● **What to produce**
Each record must be reproduced exactly as it is shown.

● **Material for this task**
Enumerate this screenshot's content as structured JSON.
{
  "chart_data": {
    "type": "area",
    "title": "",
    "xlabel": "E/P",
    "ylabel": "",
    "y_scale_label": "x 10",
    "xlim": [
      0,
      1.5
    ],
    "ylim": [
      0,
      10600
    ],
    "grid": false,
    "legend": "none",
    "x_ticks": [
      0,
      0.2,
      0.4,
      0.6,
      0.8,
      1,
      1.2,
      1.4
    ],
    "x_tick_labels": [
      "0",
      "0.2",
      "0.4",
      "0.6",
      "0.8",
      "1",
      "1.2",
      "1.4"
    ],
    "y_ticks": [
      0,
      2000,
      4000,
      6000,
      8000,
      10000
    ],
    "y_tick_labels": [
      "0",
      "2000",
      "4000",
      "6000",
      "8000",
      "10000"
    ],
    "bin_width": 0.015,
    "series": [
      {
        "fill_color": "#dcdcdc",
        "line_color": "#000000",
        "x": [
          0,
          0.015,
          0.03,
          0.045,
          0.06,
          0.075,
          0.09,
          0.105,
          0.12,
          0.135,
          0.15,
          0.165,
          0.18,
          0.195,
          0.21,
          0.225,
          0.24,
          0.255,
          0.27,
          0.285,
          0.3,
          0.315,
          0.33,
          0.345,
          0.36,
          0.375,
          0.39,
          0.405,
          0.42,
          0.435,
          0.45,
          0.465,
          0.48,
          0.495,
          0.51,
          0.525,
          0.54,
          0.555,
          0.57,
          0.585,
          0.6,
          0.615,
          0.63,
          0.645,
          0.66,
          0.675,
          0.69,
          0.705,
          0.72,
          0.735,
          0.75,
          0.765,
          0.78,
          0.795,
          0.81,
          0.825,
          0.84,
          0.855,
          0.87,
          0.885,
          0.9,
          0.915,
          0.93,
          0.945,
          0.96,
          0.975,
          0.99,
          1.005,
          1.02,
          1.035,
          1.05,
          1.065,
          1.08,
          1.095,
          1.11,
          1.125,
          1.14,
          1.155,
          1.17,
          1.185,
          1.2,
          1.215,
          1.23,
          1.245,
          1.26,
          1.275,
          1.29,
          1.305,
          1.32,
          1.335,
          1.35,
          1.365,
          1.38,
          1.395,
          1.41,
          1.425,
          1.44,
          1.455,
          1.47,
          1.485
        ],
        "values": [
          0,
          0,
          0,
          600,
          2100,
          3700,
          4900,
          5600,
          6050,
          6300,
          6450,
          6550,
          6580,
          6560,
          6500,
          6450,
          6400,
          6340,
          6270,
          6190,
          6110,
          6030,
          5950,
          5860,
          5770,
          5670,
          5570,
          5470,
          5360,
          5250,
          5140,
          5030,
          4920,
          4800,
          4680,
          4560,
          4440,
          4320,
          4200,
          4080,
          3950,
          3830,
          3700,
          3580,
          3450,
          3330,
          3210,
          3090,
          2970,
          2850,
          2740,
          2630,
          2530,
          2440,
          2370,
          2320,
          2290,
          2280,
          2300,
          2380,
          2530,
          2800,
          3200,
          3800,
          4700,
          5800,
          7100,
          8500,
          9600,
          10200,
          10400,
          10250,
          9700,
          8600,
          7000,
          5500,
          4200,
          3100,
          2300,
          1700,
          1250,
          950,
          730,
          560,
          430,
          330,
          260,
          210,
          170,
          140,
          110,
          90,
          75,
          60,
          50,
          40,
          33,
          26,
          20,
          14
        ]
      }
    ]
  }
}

● **Solution to this problem**
Enumerate this screenshot's content as structured JSON.
{
  "chart_data": {
    "type": "area",
    "title": "",
    "xlabel": "E/P",
    "ylabel": "",
    "y_scale_label": "x 10",
    "xlim": [
      0,
      1.5
    ],
    "ylim": [
      0,
      10600
    ],
    "grid": false,
    "legend": "none",
    "x_ticks": [
      0,
      0.2,
      0.4,
      0.6,
      0.8,
      1,
      1.2,
      1.4
    ],
    "x_tick_labels": [
      "0",
      "0.2",
      "0.4",
      "0.6",
      "0.8",
      "1",
      "1.2",
      "1.4"
    ],
    "y_ticks": [
      0,
      2000,
      4000,
      6000,
      8000,
      10000
    ],
    "y_tick_labels": [
      "0",
      "2000",
      "4000",
      "6000",
      "8000",
      "10000"
    ],
    "bin_width": 0.015,
    "series": [
      {
        "fill_color": "#dcdcdc",
        "line_color": "#000000",
        "x": [
          0,
          0.015,
          0.03,
          0.045,
          0.06,
          0.075,
          0.09,
          0.105,
          0.12,
          0.135,
          0.15,
          0.165,
          0.18,
          0.195,
          0.21,
          0.225,
          0.24,
          0.255,
          0.27,
          0.285,
          0.3,
          0.315,
          0.33,
          0.345,
          0.36,
          0.375,
          0.39,
          0.405,
          0.42,
          0.435,
          0.45,
          0.465,
          0.48,
          0.495,
          0.51,
          0.525,
          0.54,
          0.555,
          0.57,
          0.585,
          0.6,
          0.615,
          0.63,
          0.645,
          0.66,
          0.675,
          0.69,
          0.705,
          0.72,
          0.735,
          0.75,
          0.765,
          0.78,
          0.795,
          0.81,
          0.825,
          0.84,
          0.855,
          0.87,
          0.885,
          0.9,
          0.915,
          0.93,
          0.945,
          0.96,
          0.975,
          0.99,
          1.005,
          1.02,
          1.035,
          1.05,
          1.065,
          1.08,
          1.095,
          1.11,
          1.125,
          1.14,
          1.155,
          1.17,
          1.185,
          1.2,
          1.215,
          1.23,
          1.245,
          1.26,
          1.275,
          1.29,
          1.305,
          1.32,
          1.335,
          1.35,
          1.365,
          1.38,
          1.395,
          1.41,
          1.425,
          1.44,
          1.455,
          1.47,
          1.485
        ],
        "values": [
          0,
          0,
          0,
          600,
          2100,
          3700,
          4900,
          5600,
          6050,
          6300,
          6450,
          6550,
          6580,
          6560,
          6500,
          6450,
          6400,
          6340,
          6270,
          6190,
          6110,
          6030,
          5950,
          5860,
          5770,
          5670,
          5570,
          5470,
          5360,
          5250,
          5140,
          5030,
          4920,
          4800,
          4680,
          4560,
          4440,
          4320,
          4200,
          4080,
          3950,
          3830,
          3700,
          3580,
          3450,
          3330,
          3210,
          3090,
          2970,
          2850,
          2740,
          2630,
          2530,
          2440,
          2370,
          2320,
          2290,
          2280,
          2300,
          2380,
          2530,
          2800,
          3200,
          3800,
          4700,
          5800,
          7100,
          8500,
          9600,
          10200,
          10400,
          10250,
          9700,
          8600,
          7000,
          5500,
          4200,
          3100,
          2300,
          1700,
          1250,
          950,
          730,
          560,
          430,
          330,
          260,
          210,
          170,
          140,
          110,
          90,
          75,
          60,
          50,
          40,
          33,
          26,
          20,
          14
        ]
      }
    ]
  }
}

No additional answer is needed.